## Required task
Single out each line with the word "vers" and copy it.

Stored entries:
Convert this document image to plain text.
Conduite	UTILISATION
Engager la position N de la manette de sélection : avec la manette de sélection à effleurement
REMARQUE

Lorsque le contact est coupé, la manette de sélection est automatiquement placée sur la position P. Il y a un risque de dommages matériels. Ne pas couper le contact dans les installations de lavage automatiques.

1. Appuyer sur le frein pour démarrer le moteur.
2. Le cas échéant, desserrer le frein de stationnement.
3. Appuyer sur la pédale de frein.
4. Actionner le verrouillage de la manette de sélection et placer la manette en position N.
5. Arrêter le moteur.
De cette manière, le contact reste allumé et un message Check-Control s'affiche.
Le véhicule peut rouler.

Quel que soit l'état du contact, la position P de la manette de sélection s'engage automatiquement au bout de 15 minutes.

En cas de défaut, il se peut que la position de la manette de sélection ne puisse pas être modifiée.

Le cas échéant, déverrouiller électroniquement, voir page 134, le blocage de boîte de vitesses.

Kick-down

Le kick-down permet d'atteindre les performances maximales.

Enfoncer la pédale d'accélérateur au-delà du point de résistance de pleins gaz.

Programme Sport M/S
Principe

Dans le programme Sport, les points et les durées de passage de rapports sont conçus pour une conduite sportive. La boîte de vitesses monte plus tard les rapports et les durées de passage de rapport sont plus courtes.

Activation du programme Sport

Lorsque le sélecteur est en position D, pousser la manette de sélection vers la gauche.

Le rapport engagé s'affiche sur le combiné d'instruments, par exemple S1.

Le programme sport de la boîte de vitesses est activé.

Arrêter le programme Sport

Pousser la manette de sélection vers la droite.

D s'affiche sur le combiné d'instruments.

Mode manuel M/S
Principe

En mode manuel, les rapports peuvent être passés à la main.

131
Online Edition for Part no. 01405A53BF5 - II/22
* * *
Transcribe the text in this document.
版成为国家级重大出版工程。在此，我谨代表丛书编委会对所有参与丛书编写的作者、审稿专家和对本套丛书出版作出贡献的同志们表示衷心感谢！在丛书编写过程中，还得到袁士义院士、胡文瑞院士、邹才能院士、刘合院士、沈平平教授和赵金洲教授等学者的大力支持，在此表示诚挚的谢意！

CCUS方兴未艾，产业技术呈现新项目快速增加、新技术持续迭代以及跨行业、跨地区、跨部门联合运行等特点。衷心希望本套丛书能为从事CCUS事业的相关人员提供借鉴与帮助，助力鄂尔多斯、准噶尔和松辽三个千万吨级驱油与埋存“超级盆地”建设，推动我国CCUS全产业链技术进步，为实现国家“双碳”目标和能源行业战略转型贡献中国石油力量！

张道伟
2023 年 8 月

## Solution below
Lorsque le sélecteur est en position D, pousser la manette de sélection vers la gauche.
Pousser la manette de sélection vers la droite.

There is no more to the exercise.